-- Short task --
Every entry must be repeated exactly. Exclude all pictures.

-- Record excerpts --
--------------------------------
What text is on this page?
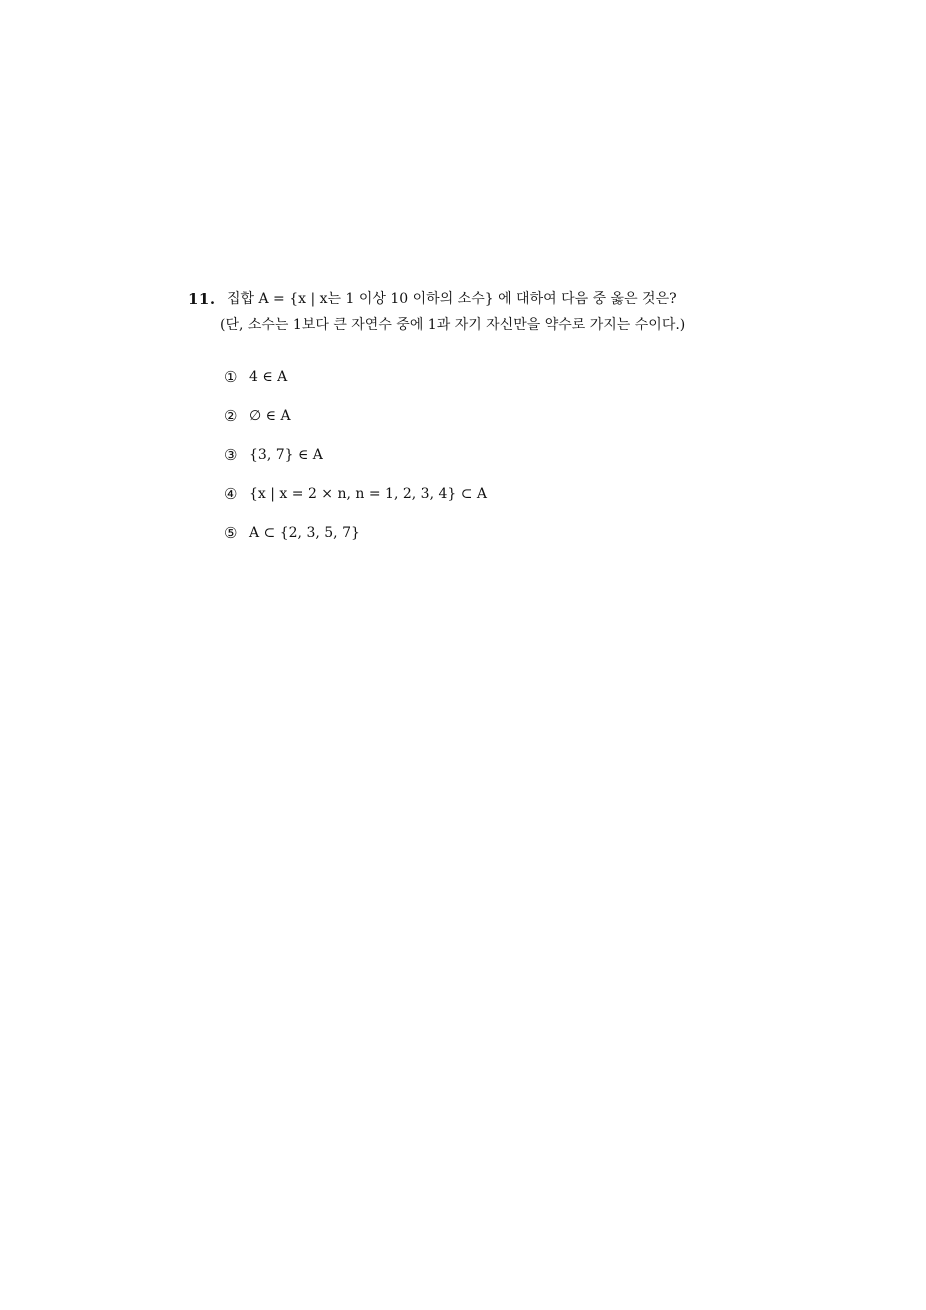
11. 집합 A = {x | x는 1 이상 10 이하의 소수} 에 대하여 다음 중 옳은 것은?
(단, 소수는 1보다 큰 자연수 중에 1과 자기 자신만을 약수로 가지는 수이다.)
① 4 ∈ A
② ∅ ∈ A
③ {3, 7} ∈ A
④ {x | x = 2 × n, n = 1, 2, 3, 4} ⊂ A
⑤ A ⊂ {2, 3, 5, 7}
--------------------------------
-- Result of the exercise --
What text is on this page?
11. 집합 A = {x | x는 1 이상 10 이하의 소수} 에 대하여 다음 중 옳은 것은?
(단, 소수는 1보다 큰 자연수 중에 1과 자기 자신만을 약수로 가지는 수이다.)
① 4 ∈ A
② ∅ ∈ A
③ {3, 7} ∈ A
④ {x | x = 2 × n, n = 1, 2, 3, 4} ⊂ A
⑤ A ⊂ {2, 3, 5, 7}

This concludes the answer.